YOUR GOAL: Look for "report" in the listing below. Gather each line that contains it.

DATA ENTRIES:

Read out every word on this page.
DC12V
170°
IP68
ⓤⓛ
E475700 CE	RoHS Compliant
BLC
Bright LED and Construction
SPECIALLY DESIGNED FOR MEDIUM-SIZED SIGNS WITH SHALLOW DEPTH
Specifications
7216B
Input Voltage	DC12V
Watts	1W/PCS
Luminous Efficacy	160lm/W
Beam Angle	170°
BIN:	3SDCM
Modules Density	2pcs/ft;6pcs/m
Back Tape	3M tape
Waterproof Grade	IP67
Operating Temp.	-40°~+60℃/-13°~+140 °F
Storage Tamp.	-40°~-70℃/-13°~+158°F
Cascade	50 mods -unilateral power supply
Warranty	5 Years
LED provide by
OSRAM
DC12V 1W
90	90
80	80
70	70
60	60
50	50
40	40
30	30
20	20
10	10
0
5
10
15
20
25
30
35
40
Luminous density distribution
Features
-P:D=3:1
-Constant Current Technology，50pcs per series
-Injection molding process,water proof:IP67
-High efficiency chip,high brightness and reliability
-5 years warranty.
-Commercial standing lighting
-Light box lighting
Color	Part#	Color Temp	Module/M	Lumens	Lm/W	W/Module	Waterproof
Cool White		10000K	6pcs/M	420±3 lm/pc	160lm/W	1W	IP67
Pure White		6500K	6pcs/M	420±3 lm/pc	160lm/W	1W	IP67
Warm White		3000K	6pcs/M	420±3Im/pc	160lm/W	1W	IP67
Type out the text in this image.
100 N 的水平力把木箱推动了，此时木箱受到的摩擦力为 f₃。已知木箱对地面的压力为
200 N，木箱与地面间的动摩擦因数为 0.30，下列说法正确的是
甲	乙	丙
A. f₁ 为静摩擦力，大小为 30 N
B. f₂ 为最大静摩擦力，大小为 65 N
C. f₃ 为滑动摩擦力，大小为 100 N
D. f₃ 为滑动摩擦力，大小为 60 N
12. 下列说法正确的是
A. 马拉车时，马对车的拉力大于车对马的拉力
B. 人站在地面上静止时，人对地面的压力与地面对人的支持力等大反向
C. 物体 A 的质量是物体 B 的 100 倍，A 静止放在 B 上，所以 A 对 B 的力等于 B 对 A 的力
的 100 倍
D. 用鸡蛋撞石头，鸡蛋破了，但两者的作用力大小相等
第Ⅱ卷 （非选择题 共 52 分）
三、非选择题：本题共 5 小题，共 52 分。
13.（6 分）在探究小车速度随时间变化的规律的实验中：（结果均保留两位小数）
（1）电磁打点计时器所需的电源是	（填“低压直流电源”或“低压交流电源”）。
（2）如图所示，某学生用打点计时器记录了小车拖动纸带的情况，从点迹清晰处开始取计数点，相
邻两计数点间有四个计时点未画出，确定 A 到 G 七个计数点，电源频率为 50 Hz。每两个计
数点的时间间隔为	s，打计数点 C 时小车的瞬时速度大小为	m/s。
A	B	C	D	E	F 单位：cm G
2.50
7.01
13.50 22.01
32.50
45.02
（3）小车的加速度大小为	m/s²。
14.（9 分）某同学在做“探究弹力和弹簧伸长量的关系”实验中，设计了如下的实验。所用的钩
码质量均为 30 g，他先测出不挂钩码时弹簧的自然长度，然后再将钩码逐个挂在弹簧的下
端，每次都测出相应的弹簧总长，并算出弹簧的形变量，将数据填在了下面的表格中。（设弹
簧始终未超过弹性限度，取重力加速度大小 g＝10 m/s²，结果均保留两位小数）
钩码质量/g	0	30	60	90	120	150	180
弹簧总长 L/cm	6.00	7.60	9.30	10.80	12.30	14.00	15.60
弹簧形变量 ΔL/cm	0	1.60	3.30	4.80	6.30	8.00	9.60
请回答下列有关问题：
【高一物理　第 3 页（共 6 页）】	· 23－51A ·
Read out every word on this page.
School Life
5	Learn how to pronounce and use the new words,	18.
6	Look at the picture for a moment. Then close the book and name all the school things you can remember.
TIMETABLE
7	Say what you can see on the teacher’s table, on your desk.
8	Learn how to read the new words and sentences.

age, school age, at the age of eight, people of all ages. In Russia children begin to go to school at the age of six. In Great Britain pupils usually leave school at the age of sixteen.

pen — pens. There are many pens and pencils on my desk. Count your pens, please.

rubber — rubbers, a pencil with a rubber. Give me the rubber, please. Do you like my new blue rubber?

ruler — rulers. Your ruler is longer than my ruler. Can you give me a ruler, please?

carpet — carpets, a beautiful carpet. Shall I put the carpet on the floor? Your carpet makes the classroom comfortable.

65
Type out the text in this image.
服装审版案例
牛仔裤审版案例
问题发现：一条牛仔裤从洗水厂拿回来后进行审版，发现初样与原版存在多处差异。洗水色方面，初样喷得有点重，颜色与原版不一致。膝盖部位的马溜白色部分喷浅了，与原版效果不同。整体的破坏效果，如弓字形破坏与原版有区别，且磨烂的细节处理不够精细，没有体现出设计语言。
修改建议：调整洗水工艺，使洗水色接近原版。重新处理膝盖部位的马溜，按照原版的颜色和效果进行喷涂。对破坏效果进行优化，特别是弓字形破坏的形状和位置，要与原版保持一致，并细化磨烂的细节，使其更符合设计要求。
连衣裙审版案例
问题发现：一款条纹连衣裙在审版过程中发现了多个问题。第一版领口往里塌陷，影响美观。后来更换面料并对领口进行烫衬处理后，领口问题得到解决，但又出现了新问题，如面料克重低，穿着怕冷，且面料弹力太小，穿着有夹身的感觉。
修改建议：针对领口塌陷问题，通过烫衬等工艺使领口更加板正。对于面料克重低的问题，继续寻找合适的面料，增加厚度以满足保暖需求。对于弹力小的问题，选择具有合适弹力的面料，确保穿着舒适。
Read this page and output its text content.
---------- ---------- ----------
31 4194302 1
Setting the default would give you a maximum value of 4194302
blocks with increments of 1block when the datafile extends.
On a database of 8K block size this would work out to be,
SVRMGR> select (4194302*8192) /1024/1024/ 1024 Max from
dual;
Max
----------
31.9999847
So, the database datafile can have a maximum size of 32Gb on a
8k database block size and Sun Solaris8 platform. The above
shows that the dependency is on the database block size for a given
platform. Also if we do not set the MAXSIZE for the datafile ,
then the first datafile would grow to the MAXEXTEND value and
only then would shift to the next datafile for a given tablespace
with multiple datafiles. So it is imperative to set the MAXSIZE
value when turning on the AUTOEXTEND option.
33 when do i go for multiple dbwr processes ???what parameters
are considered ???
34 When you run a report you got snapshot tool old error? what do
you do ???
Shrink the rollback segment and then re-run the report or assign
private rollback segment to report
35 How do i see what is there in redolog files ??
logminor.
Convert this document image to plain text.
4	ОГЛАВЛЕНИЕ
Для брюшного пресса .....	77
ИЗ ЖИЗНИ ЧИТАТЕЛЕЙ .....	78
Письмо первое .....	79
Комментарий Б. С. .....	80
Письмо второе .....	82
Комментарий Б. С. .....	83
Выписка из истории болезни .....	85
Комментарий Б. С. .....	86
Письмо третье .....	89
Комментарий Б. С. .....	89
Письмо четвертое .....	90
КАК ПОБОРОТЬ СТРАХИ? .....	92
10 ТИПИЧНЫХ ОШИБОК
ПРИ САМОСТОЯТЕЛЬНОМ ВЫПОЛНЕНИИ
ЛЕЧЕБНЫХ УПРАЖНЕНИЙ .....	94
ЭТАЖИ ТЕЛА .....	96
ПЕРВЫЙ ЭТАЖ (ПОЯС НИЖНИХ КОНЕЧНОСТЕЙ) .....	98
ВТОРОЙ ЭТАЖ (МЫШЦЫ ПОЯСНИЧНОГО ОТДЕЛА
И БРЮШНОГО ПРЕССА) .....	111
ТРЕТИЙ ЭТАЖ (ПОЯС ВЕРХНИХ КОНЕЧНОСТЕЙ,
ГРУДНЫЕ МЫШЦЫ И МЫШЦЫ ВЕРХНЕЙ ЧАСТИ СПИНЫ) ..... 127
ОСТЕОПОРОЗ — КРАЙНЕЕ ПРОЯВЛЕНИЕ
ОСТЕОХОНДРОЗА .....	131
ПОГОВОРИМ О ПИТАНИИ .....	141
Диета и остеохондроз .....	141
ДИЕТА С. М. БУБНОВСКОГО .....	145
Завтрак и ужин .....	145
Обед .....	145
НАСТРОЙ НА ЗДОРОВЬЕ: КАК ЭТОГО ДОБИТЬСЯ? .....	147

FINAL ANSWER:
34 When you run a report you got snapshot tool old error? what do
Shrink the rollback segment and then re-run the report or assign
private rollback segment to report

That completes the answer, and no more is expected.